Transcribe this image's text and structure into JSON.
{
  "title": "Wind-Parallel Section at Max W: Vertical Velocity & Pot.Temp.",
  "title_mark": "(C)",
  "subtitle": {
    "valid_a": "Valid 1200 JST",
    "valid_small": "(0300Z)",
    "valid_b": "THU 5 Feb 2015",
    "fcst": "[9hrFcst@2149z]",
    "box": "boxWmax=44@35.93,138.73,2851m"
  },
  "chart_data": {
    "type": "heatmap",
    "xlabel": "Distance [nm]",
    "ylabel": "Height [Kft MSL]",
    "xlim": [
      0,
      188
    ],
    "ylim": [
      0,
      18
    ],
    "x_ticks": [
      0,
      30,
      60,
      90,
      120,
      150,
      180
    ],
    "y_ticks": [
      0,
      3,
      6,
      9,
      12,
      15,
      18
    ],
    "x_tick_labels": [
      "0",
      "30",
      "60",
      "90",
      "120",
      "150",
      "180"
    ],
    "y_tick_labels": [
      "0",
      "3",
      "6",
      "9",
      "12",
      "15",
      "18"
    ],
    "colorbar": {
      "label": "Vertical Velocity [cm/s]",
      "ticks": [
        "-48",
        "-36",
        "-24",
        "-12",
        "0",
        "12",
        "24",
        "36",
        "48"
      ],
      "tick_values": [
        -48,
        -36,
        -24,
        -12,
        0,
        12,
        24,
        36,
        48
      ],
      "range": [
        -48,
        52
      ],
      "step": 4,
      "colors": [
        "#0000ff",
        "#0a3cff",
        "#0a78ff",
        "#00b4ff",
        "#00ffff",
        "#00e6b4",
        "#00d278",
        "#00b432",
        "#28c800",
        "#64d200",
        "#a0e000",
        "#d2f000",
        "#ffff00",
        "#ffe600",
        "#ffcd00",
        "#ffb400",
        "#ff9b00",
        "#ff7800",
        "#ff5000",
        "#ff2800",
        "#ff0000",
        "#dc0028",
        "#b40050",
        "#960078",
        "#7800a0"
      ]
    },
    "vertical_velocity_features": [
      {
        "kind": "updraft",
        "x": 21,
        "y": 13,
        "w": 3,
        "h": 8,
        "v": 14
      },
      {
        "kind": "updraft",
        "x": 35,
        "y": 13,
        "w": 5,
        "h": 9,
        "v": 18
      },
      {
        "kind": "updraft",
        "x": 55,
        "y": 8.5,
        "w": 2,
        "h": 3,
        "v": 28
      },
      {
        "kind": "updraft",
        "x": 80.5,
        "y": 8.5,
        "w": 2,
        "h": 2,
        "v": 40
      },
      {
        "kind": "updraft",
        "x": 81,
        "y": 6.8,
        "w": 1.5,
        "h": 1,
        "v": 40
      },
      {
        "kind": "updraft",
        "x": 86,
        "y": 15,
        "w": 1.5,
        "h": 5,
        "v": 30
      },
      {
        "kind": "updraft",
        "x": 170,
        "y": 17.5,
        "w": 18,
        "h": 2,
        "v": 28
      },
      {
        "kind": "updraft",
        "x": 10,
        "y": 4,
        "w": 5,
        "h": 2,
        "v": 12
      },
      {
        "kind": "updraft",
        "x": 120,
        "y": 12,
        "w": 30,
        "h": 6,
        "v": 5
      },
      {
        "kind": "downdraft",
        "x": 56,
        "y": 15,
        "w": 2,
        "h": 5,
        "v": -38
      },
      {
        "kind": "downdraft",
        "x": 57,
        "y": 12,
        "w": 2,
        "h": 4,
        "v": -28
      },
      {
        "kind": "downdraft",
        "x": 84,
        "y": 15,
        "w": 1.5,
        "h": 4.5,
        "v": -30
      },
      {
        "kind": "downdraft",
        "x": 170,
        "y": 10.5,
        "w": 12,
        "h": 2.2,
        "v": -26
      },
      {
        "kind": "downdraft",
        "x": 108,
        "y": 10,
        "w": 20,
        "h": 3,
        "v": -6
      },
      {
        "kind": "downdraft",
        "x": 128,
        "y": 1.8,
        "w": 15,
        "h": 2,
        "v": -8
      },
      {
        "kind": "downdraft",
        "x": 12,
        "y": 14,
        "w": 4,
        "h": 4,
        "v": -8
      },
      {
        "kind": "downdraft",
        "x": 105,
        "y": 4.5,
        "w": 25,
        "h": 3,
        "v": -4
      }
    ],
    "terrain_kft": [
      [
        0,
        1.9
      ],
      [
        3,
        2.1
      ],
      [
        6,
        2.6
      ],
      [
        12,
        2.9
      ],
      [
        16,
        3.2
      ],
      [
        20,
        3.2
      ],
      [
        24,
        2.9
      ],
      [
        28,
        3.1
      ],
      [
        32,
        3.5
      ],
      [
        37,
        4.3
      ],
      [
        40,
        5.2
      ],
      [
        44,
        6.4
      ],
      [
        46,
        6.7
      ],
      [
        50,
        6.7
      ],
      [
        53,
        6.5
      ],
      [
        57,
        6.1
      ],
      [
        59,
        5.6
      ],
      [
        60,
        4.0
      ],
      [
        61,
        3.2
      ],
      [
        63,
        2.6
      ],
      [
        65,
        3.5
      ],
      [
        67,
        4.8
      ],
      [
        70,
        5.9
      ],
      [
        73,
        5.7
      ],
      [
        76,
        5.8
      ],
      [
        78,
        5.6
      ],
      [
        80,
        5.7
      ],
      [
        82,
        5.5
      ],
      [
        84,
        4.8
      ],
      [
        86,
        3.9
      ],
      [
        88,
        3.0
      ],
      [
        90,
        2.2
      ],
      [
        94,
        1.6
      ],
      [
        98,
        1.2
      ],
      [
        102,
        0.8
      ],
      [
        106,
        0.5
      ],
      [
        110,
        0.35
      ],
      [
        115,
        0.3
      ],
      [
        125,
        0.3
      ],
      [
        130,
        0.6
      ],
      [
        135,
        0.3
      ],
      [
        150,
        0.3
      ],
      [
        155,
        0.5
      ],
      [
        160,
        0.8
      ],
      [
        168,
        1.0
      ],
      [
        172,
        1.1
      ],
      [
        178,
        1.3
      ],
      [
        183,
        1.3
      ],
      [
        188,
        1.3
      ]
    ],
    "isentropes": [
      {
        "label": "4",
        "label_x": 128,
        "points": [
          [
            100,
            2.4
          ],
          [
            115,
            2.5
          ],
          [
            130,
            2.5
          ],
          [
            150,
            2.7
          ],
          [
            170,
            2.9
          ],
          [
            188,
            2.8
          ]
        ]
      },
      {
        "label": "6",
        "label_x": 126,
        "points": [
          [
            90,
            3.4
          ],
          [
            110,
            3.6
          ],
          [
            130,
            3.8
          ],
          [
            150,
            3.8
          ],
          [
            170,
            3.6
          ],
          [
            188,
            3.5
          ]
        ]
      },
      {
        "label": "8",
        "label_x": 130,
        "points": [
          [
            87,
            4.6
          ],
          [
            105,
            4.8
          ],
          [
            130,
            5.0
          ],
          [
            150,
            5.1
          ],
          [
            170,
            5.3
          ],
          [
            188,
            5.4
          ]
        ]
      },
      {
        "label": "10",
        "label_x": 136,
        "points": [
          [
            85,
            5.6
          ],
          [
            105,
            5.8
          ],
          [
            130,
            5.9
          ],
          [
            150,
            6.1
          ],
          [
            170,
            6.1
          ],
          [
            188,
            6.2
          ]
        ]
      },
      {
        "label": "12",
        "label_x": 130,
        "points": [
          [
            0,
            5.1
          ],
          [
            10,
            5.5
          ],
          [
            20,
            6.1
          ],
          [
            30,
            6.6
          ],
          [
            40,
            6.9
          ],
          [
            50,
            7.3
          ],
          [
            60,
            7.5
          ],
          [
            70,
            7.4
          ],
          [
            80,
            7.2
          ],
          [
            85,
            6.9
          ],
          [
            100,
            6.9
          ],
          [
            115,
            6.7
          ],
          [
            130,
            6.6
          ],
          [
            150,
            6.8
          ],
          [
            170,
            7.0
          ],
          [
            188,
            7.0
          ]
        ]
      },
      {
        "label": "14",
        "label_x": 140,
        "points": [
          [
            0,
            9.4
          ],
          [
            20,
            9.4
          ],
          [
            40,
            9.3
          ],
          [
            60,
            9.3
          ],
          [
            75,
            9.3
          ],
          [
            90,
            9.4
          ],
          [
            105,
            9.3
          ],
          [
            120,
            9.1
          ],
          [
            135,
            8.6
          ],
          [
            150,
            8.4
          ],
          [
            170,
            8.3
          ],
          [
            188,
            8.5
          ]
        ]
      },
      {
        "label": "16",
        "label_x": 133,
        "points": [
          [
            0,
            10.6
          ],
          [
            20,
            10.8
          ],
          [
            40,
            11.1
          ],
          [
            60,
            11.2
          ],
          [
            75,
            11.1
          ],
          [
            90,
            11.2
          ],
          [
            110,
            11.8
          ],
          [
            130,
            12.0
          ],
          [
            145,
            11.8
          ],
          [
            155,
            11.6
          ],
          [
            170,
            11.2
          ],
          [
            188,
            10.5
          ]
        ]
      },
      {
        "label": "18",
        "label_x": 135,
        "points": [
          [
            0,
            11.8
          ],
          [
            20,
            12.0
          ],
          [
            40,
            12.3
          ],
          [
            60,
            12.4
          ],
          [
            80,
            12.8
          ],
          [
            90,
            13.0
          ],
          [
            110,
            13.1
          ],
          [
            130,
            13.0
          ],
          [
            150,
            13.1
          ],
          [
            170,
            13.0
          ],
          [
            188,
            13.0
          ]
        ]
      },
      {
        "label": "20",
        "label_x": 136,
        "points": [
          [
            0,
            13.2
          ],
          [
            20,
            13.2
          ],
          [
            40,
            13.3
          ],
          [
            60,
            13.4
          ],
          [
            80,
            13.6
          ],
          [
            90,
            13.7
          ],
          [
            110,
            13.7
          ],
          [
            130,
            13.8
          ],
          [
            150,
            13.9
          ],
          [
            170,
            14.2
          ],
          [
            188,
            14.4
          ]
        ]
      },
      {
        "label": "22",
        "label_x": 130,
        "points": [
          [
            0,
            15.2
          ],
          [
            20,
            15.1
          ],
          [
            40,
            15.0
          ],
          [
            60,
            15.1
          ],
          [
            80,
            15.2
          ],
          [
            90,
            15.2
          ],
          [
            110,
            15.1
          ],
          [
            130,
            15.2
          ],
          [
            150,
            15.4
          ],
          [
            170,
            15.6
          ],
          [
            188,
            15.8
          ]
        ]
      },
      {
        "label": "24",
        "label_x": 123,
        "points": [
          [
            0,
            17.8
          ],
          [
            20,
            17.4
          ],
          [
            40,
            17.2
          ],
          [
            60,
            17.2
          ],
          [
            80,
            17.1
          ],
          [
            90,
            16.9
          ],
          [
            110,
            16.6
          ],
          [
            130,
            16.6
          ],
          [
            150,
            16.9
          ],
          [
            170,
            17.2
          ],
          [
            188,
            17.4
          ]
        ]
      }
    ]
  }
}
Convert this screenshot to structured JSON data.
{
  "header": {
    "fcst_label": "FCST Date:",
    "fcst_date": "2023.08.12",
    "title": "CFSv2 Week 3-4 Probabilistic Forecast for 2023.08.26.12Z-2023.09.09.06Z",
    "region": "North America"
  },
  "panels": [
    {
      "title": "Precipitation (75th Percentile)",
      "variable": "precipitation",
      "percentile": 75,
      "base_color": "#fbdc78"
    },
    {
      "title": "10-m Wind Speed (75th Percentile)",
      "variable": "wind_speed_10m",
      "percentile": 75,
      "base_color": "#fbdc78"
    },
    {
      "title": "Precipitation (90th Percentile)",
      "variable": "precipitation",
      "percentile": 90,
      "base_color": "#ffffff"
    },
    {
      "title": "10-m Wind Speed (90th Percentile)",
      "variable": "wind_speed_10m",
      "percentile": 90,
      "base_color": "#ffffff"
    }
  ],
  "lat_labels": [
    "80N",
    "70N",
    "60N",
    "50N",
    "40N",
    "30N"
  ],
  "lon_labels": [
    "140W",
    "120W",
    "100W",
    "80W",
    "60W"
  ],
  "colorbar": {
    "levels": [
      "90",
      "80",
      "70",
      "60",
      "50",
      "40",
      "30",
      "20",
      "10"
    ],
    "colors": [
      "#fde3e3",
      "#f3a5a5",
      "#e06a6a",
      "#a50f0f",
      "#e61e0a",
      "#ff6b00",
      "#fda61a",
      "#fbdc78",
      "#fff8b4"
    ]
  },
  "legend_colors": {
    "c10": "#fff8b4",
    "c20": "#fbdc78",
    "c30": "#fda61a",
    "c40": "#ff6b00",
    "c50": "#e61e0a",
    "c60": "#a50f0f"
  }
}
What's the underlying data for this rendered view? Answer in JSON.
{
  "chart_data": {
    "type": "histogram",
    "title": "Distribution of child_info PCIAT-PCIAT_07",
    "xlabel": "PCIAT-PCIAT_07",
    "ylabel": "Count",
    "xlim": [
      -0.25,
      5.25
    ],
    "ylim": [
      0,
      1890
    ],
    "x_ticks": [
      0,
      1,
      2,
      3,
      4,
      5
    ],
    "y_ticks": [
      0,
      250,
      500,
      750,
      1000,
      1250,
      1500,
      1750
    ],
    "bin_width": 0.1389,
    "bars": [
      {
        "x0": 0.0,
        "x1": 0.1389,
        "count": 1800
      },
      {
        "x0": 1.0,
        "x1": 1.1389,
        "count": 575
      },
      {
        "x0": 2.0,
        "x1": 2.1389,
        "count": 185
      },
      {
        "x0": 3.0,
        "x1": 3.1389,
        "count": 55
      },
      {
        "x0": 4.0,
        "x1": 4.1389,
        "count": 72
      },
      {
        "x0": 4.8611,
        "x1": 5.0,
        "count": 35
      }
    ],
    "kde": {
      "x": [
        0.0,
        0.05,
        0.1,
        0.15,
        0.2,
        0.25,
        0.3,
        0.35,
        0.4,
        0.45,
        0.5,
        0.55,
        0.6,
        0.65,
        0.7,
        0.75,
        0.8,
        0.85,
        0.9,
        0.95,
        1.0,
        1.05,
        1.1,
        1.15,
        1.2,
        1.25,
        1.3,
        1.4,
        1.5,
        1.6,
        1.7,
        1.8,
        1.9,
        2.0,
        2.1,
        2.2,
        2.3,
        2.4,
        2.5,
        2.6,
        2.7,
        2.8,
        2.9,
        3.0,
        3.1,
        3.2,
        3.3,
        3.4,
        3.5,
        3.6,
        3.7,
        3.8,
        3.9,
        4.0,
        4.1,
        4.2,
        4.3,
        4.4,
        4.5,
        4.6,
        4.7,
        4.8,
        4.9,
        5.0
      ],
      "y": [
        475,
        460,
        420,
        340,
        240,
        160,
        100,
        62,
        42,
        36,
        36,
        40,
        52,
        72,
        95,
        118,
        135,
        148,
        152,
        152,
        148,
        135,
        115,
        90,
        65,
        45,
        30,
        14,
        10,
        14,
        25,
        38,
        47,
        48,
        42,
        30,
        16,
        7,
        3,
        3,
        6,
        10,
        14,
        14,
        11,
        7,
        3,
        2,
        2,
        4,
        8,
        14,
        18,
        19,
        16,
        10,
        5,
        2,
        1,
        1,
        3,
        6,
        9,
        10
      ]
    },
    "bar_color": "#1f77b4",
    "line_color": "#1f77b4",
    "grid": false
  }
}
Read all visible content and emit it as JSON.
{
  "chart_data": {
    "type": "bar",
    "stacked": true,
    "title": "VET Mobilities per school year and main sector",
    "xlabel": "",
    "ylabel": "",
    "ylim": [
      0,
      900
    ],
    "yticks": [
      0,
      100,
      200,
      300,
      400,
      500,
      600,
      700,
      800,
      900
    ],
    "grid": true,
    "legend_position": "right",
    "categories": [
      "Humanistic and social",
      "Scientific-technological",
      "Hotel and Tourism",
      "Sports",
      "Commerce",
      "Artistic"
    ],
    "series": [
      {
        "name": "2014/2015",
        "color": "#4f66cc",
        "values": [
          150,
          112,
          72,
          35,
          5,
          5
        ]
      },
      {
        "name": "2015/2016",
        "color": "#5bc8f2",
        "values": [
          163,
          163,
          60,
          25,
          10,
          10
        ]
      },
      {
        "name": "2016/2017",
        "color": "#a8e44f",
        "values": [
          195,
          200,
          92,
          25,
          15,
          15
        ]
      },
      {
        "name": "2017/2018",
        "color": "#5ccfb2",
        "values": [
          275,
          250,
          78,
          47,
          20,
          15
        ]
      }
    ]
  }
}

○ ○ ○ ○ ○ ○ ○

[Written request]
Locate the lines above that contain "ylabel" and copy them.

[The result]
    "ylabel": "Height [Kft MSL]",
    "ylabel": "Count",
    "ylabel": "",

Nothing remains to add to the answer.